§ **Task to carry out**
Track down the lines that contain "into" and copy them.

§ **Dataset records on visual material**
•••••

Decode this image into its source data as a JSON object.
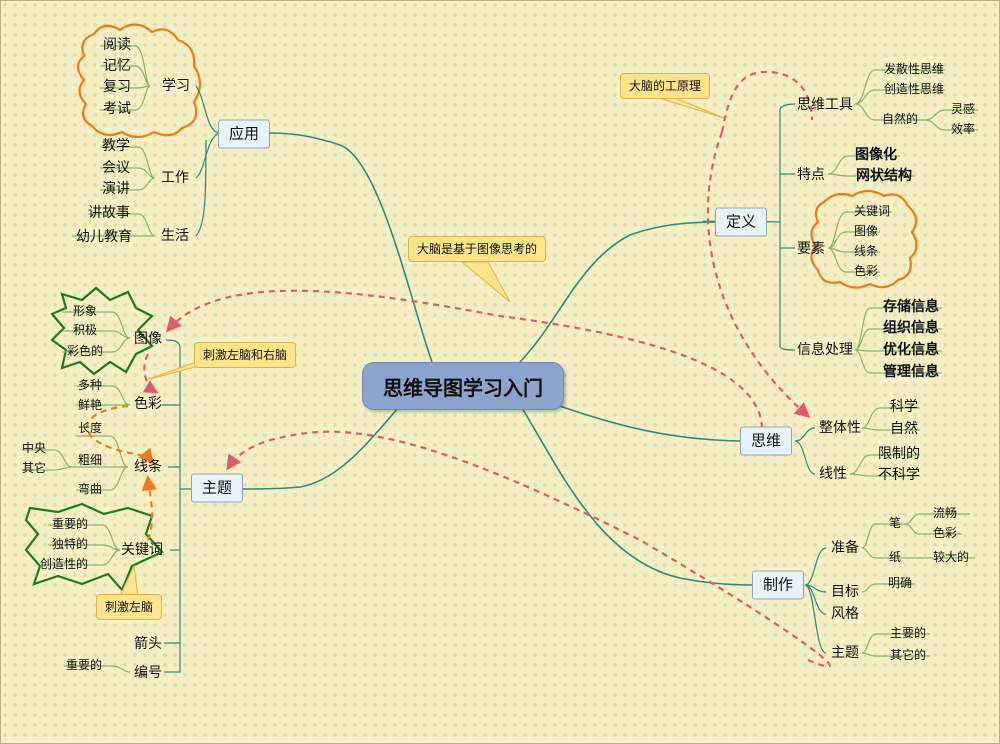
{
  "center": "思维导图学习入门",
  "left": {
    "apply": {
      "label": "应用",
      "study": {
        "label": "学习",
        "items": [
          "阅读",
          "记忆",
          "复习",
          "考试"
        ]
      },
      "work": {
        "label": "工作",
        "items": [
          "教学",
          "会议",
          "演讲"
        ]
      },
      "life": {
        "label": "生活",
        "items": [
          "讲故事",
          "幼儿教育"
        ]
      }
    },
    "topic": {
      "label": "主题",
      "image": {
        "label": "图像",
        "items": [
          "形象",
          "积极",
          "彩色的"
        ]
      },
      "color": {
        "label": "色彩",
        "items": [
          "多种",
          "鲜艳"
        ]
      },
      "line": {
        "label": "线条",
        "length": "长度",
        "thick": "粗细",
        "thick_items": [
          "中央",
          "其它"
        ],
        "curve": "弯曲"
      },
      "keyword": {
        "label": "关键词",
        "items": [
          "重要的",
          "独特的",
          "创造性的"
        ]
      },
      "arrow": {
        "label": "箭头"
      },
      "number": {
        "label": "编号",
        "items": [
          "重要的"
        ]
      }
    }
  },
  "right": {
    "define": {
      "label": "定义",
      "tools": {
        "label": "思维工具",
        "items": [
          "发散性思维",
          "创造性思维",
          "自然的"
        ],
        "natural_items": [
          "灵感",
          "效率"
        ]
      },
      "feature": {
        "label": "特点",
        "items": [
          "图像化",
          "网状结构"
        ]
      },
      "element": {
        "label": "要素",
        "items": [
          "关键词",
          "图像",
          "线条",
          "色彩"
        ]
      },
      "info": {
        "label": "信息处理",
        "items": [
          "存储信息",
          "组织信息",
          "优化信息",
          "管理信息"
        ]
      }
    },
    "think": {
      "label": "思维",
      "whole": {
        "label": "整体性",
        "items": [
          "科学",
          "自然"
        ]
      },
      "linear": {
        "label": "线性",
        "items": [
          "限制的",
          "不科学"
        ]
      }
    },
    "make": {
      "label": "制作",
      "prepare": {
        "label": "准备",
        "pen": "笔",
        "pen_items": [
          "流畅",
          "色彩"
        ],
        "paper": "纸",
        "paper_items": [
          "较大的"
        ]
      },
      "goal": {
        "label": "目标",
        "items": [
          "明确"
        ]
      },
      "style": {
        "label": "风格"
      },
      "theme": {
        "label": "主题",
        "items": [
          "主要的",
          "其它的"
        ]
      }
    }
  },
  "notes": {
    "brain_principle": "大脑的工原理",
    "brain_image": "大脑是基于图像思考的",
    "left_right": "刺激左脑和右脑",
    "left_brain": "刺激左脑"
  },
  "colors": {
    "branch": "#2f8a78",
    "leaf_line": "#8ab46a",
    "dash_red": "#de5b6a",
    "dash_orange": "#ef7a1a",
    "cloud_orange": "#ef7a1a",
    "cloud_green": "#1f7a1f",
    "center_fill": "#8ba5cf",
    "note_fill": "#fde38a"
  }
}
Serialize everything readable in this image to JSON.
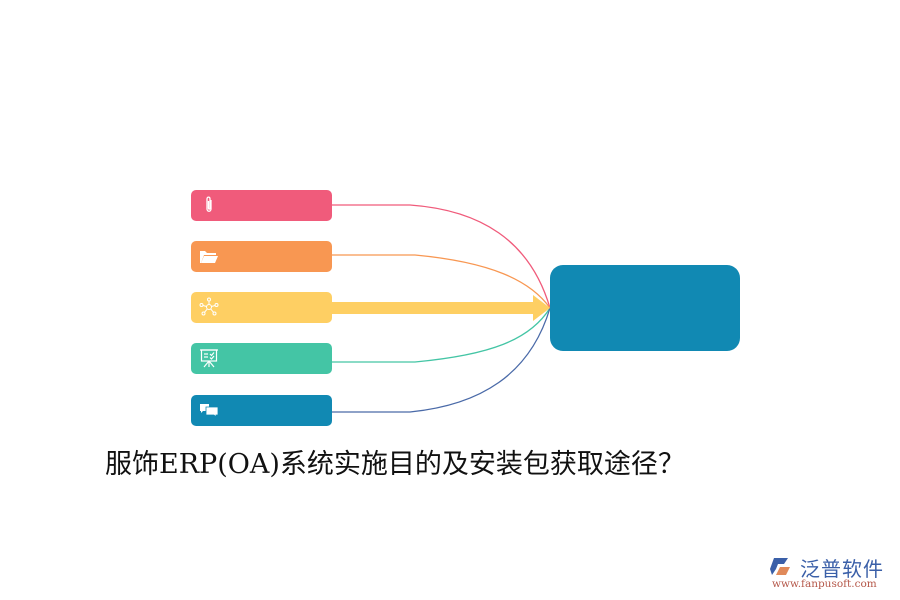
{
  "diagram": {
    "title": "服饰ERP(OA)系统实施目的及安装包获取途径？",
    "items": [
      {
        "icon": "paperclip-icon",
        "color": "#f05b7b",
        "line_color": "#f05b7b"
      },
      {
        "icon": "folder-open-icon",
        "color": "#f89752",
        "line_color": "#f89752"
      },
      {
        "icon": "network-icon",
        "color": "#fecf63",
        "line_color": "#fecf63",
        "highlighted": true
      },
      {
        "icon": "presentation-board-icon",
        "color": "#44c5a5",
        "line_color": "#44c5a5"
      },
      {
        "icon": "chat-bubbles-icon",
        "color": "#1189b3",
        "line_color": "#4a6aa8"
      }
    ],
    "center": {
      "color": "#1189b3"
    }
  },
  "logo": {
    "name": "泛普软件",
    "url": "www.fanpusoft.com"
  }
}
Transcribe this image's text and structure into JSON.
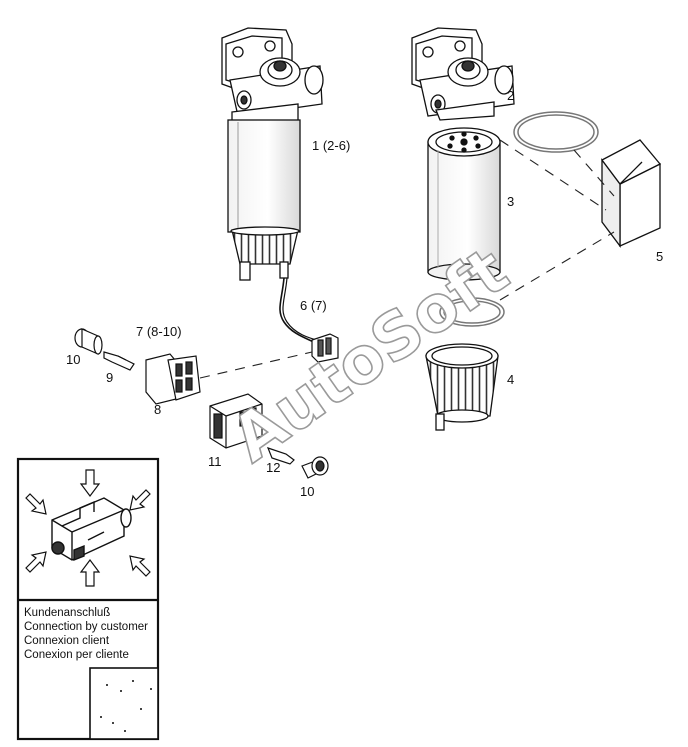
{
  "callouts": {
    "c1": "1 (2-6)",
    "c2": "2",
    "c3": "3",
    "c4": "4",
    "c5": "5",
    "c6": "6 (7)",
    "c7": "7 (8-10)",
    "c8": "8",
    "c9": "9",
    "c10a": "10",
    "c10b": "10",
    "c11": "11",
    "c12": "12"
  },
  "watermark": "AutoSoft",
  "connection_panel": {
    "lines": [
      "Kundenanschluß",
      "Connection by customer",
      "Connexion client",
      "Conexion per cliente"
    ]
  }
}
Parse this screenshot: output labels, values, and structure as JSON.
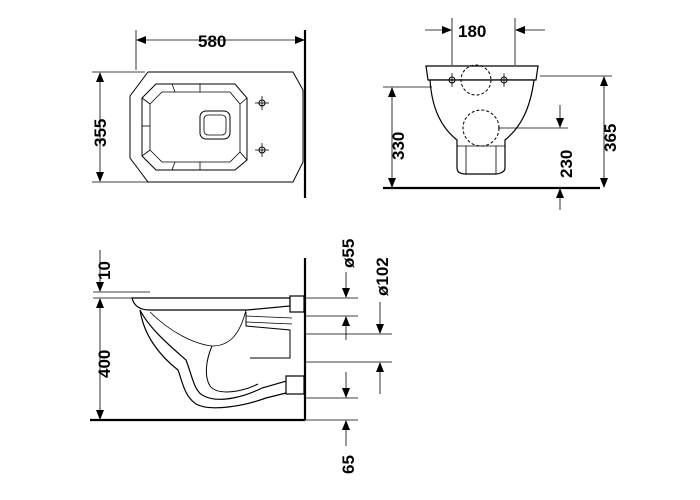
{
  "top_view": {
    "width": "580",
    "depth": "355"
  },
  "front_view": {
    "width": "180",
    "outlet_height": "330",
    "total_height": "365",
    "inlet_height": "230"
  },
  "side_view": {
    "top_offset": "10",
    "height": "400",
    "floor_offset": "65",
    "d55": "ø55",
    "d102": "ø102"
  },
  "icons": [
    "arrow-head-icon",
    "fixing-hole-icon"
  ]
}
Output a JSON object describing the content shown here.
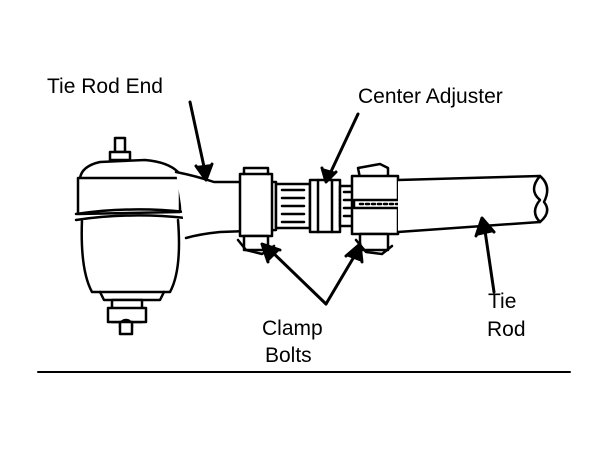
{
  "labels": {
    "tie_rod_end": "Tie Rod End",
    "center_adjuster": "Center Adjuster",
    "clamp_bolts_line1": "Clamp",
    "clamp_bolts_line2": "Bolts",
    "tie_rod_line1": "Tie",
    "tie_rod_line2": "Rod"
  },
  "colors": {
    "ink": "#000000",
    "paper": "#ffffff"
  }
}
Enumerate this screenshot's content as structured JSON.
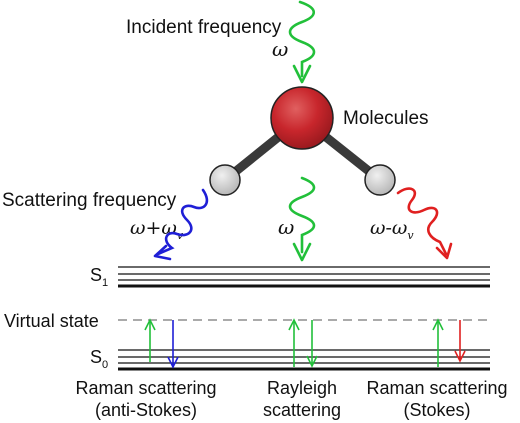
{
  "title": {
    "incident": "Incident frequency",
    "scattering": "Scattering frequency",
    "molecules": "Molecules"
  },
  "symbols": {
    "omega": "ω",
    "plus_sign": "+",
    "minus_sign": "-",
    "sub_v": "v",
    "s": "S",
    "sub_1": "1",
    "sub_0": "0"
  },
  "states": {
    "virtual": "Virtual state"
  },
  "captions": {
    "anti_stokes_line1": "Raman scattering",
    "anti_stokes_line2": "(anti-Stokes)",
    "rayleigh_line1": "Rayleigh",
    "rayleigh_line2": "scattering",
    "stokes_line1": "Raman scattering",
    "stokes_line2": "(Stokes)"
  },
  "colors": {
    "green": "#22c03a",
    "blue": "#1f1fd6",
    "red": "#e02020",
    "atom_red": "#c8262c",
    "atom_grey": "#cfcfcf",
    "bond": "#3a3a3a",
    "line": "#111111",
    "dash": "#777777"
  }
}
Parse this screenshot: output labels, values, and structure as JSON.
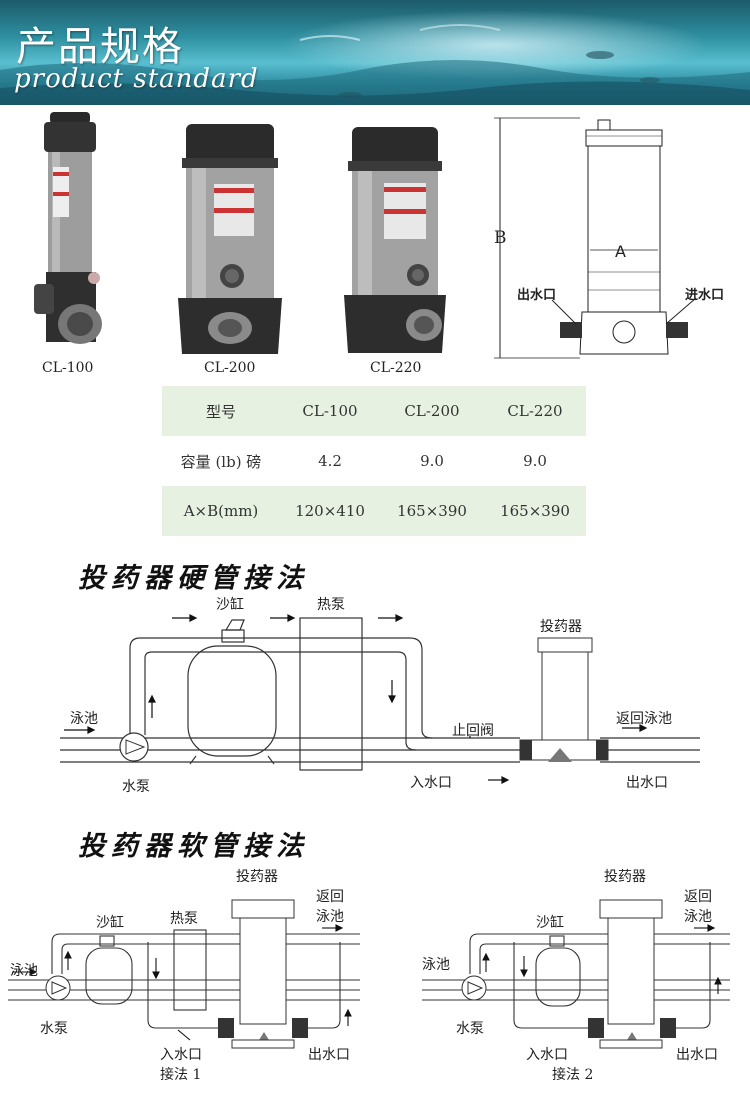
{
  "banner": {
    "title": "产品规格",
    "subtitle": "product standard"
  },
  "products": [
    {
      "model": "CL-100"
    },
    {
      "model": "CL-200"
    },
    {
      "model": "CL-220"
    }
  ],
  "dimension_drawing": {
    "label_b": "B",
    "label_a": "A",
    "outlet": "出水口",
    "inlet": "进水口"
  },
  "spec_table": {
    "rows": [
      [
        "型号",
        "CL-100",
        "CL-200",
        "CL-220"
      ],
      [
        "容量 (lb) 磅",
        "4.2",
        "9.0",
        "9.0"
      ],
      [
        "A×B(mm)",
        "120×410",
        "165×390",
        "165×390"
      ]
    ]
  },
  "hard_pipe": {
    "title": "投药器硬管接法",
    "labels": {
      "sand_tank": "沙缸",
      "heat_pump": "热泵",
      "feeder": "投药器",
      "pool": "泳池",
      "check_valve": "止回阀",
      "return_pool": "返回泳池",
      "water_pump": "水泵",
      "inlet": "入水口",
      "outlet": "出水口"
    }
  },
  "soft_pipe": {
    "title": "投药器软管接法",
    "method1": {
      "feeder": "投药器",
      "return": "返回",
      "return2": "泳池",
      "sand_tank": "沙缸",
      "heat_pump": "热泵",
      "pool": "泳池",
      "water_pump": "水泵",
      "inlet": "入水口",
      "outlet": "出水口",
      "caption": "接法 1"
    },
    "method2": {
      "feeder": "投药器",
      "return": "返回",
      "return2": "泳池",
      "sand_tank": "沙缸",
      "pool": "泳池",
      "water_pump": "水泵",
      "inlet": "入水口",
      "outlet": "出水口",
      "caption": "接法 2"
    }
  },
  "colors": {
    "banner_water": "#2e8fa0",
    "table_shade": "#e7f1e1",
    "feeder_body": "#9a9a9a",
    "feeder_cap": "#2a2a2a"
  }
}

•••••

§ **Response for this exercise**
Decode this image into its source data as a JSON object.
Transcribe this image's text and structure into JSON.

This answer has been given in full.